[WORK TO DO]
Below is a block of records; reproduce all of them exactly and leave out any pictures.

-.-.-

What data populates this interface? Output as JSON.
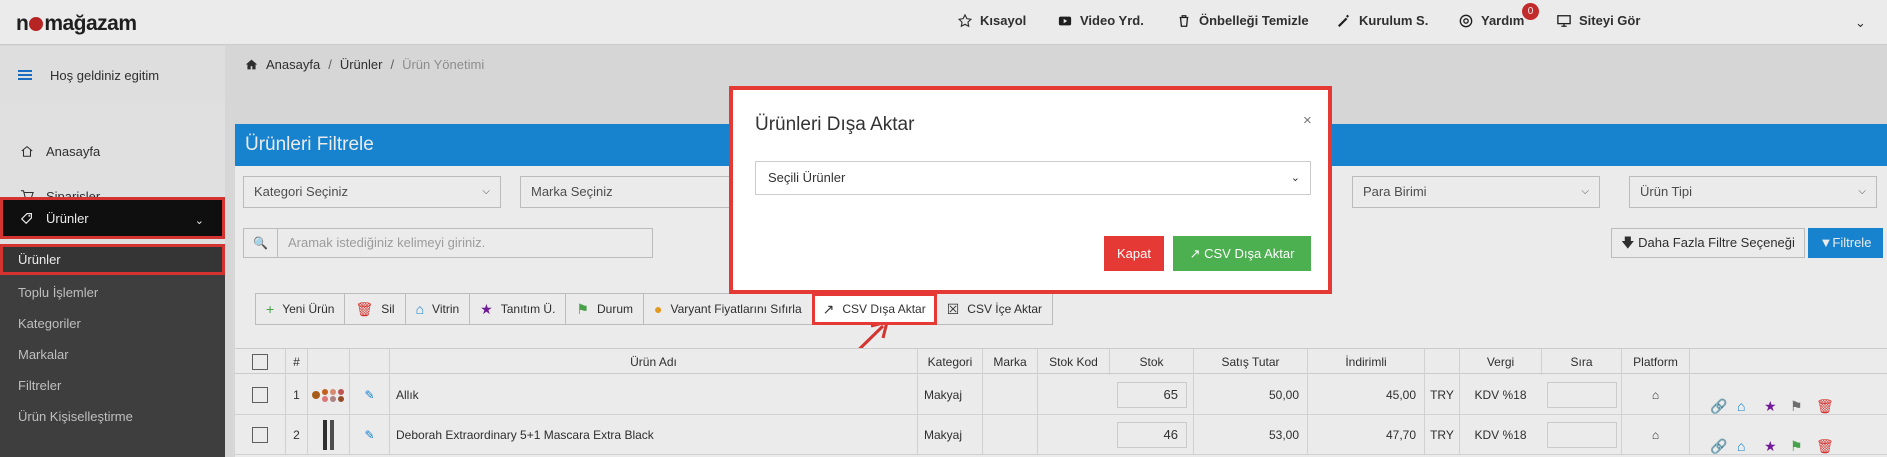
{
  "brand": {
    "logo_pre": "n",
    "logo_post": "mağazam"
  },
  "topnav": [
    {
      "label": "Kısayol",
      "icon": "star-icon"
    },
    {
      "label": "Video Yrd.",
      "icon": "video-icon"
    },
    {
      "label": "Önbelleği Temizle",
      "icon": "trash-icon"
    },
    {
      "label": "Kurulum S.",
      "icon": "wand-icon"
    },
    {
      "label": "Yardım",
      "icon": "lifebuoy-icon",
      "badge": "0"
    },
    {
      "label": "Siteyi Gör",
      "icon": "monitor-icon"
    }
  ],
  "sidebar": {
    "welcome": "Hoş geldiniz egitim",
    "items": [
      {
        "label": "Anasayfa",
        "icon": "home-icon"
      },
      {
        "label": "Siparişler",
        "icon": "cart-icon"
      },
      {
        "label": "Ürünler",
        "icon": "tags-icon"
      }
    ],
    "sub_items": [
      "Ürünler",
      "Toplu İşlemler",
      "Kategoriler",
      "Markalar",
      "Filtreler",
      "Ürün Kişiselleştirme"
    ]
  },
  "breadcrumb": {
    "home": "Anasayfa",
    "products": "Ürünler",
    "current": "Ürün Yönetimi"
  },
  "filter_panel": {
    "title": "Ürünleri Filtrele",
    "selects": [
      "Kategori Seçiniz",
      "Marka Seçiniz",
      "Para Birimi",
      "Ürün Tipi"
    ],
    "search_placeholder": "Aramak istediğiniz kelimeyi giriniz.",
    "more_button": "Daha Fazla Filtre Seçeneği",
    "filter_button": "Filtrele"
  },
  "toolbar": [
    {
      "label": "Yeni Ürün",
      "icon": "plus-icon"
    },
    {
      "label": "Sil",
      "icon": "trash-icon"
    },
    {
      "label": "Vitrin",
      "icon": "home-icon"
    },
    {
      "label": "Tanıtım Ü.",
      "icon": "star-icon"
    },
    {
      "label": "Durum",
      "icon": "flag-icon"
    },
    {
      "label": "Varyant Fiyatlarını Sıfırla",
      "icon": "coins-icon"
    },
    {
      "label": "CSV Dışa Aktar",
      "icon": "export-icon"
    },
    {
      "label": "CSV İçe Aktar",
      "icon": "excel-icon"
    }
  ],
  "table": {
    "headers": [
      "#",
      "Ürün Adı",
      "Kategori",
      "Marka",
      "Stok Kod",
      "Stok",
      "Satış Tutar",
      "İndirimli",
      "Vergi",
      "Sıra",
      "Platform"
    ],
    "rows": [
      {
        "no": "1",
        "name": "Allık",
        "category": "Makyaj",
        "stock": "65",
        "price": "50,00",
        "discount": "45,00",
        "currency": "TRY",
        "tax": "KDV %18"
      },
      {
        "no": "2",
        "name": "Deborah Extraordinary 5+1 Mascara Extra Black",
        "category": "Makyaj",
        "stock": "46",
        "price": "53,00",
        "discount": "47,70",
        "currency": "TRY",
        "tax": "KDV %18"
      }
    ]
  },
  "modal": {
    "title": "Ürünleri Dışa Aktar",
    "close": "×",
    "selected_option": "Seçili Ürünler",
    "cancel_button": "Kapat",
    "export_button": "CSV Dışa Aktar"
  },
  "colors": {
    "accent": "#1a8ee0",
    "highlight": "#e53935",
    "success": "#4caf50"
  }
}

-.-.-

[TASK ANSWER]
What data populates this interface? Output as JSON.
{
  "brand": {
    "logo_pre": "n",
    "logo_post": "mağazam"
  },
  "topnav": [
    {
      "label": "Kısayol",
      "icon": "star-icon"
    },
    {
      "label": "Video Yrd.",
      "icon": "video-icon"
    },
    {
      "label": "Önbelleği Temizle",
      "icon": "trash-icon"
    },
    {
      "label": "Kurulum S.",
      "icon": "wand-icon"
    },
    {
      "label": "Yardım",
      "icon": "lifebuoy-icon",
      "badge": "0"
    },
    {
      "label": "Siteyi Gör",
      "icon": "monitor-icon"
    }
  ],
  "sidebar": {
    "welcome": "Hoş geldiniz egitim",
    "items": [
      {
        "label": "Anasayfa",
        "icon": "home-icon"
      },
      {
        "label": "Siparişler",
        "icon": "cart-icon"
      },
      {
        "label": "Ürünler",
        "icon": "tags-icon"
      }
    ],
    "sub_items": [
      "Ürünler",
      "Toplu İşlemler",
      "Kategoriler",
      "Markalar",
      "Filtreler",
      "Ürün Kişiselleştirme"
    ]
  },
  "breadcrumb": {
    "home": "Anasayfa",
    "products": "Ürünler",
    "current": "Ürün Yönetimi"
  },
  "filter_panel": {
    "title": "Ürünleri Filtrele",
    "selects": [
      "Kategori Seçiniz",
      "Marka Seçiniz",
      "Para Birimi",
      "Ürün Tipi"
    ],
    "search_placeholder": "Aramak istediğiniz kelimeyi giriniz.",
    "more_button": "Daha Fazla Filtre Seçeneği",
    "filter_button": "Filtrele"
  },
  "toolbar": [
    {
      "label": "Yeni Ürün",
      "icon": "plus-icon"
    },
    {
      "label": "Sil",
      "icon": "trash-icon"
    },
    {
      "label": "Vitrin",
      "icon": "home-icon"
    },
    {
      "label": "Tanıtım Ü.",
      "icon": "star-icon"
    },
    {
      "label": "Durum",
      "icon": "flag-icon"
    },
    {
      "label": "Varyant Fiyatlarını Sıfırla",
      "icon": "coins-icon"
    },
    {
      "label": "CSV Dışa Aktar",
      "icon": "export-icon"
    },
    {
      "label": "CSV İçe Aktar",
      "icon": "excel-icon"
    }
  ],
  "table": {
    "headers": [
      "#",
      "Ürün Adı",
      "Kategori",
      "Marka",
      "Stok Kod",
      "Stok",
      "Satış Tutar",
      "İndirimli",
      "Vergi",
      "Sıra",
      "Platform"
    ],
    "rows": [
      {
        "no": "1",
        "name": "Allık",
        "category": "Makyaj",
        "stock": "65",
        "price": "50,00",
        "discount": "45,00",
        "currency": "TRY",
        "tax": "KDV %18"
      },
      {
        "no": "2",
        "name": "Deborah Extraordinary 5+1 Mascara Extra Black",
        "category": "Makyaj",
        "stock": "46",
        "price": "53,00",
        "discount": "47,70",
        "currency": "TRY",
        "tax": "KDV %18"
      }
    ]
  },
  "modal": {
    "title": "Ürünleri Dışa Aktar",
    "close": "×",
    "selected_option": "Seçili Ürünler",
    "cancel_button": "Kapat",
    "export_button": "CSV Dışa Aktar"
  },
  "colors": {
    "accent": "#1a8ee0",
    "highlight": "#e53935",
    "success": "#4caf50"
  }
}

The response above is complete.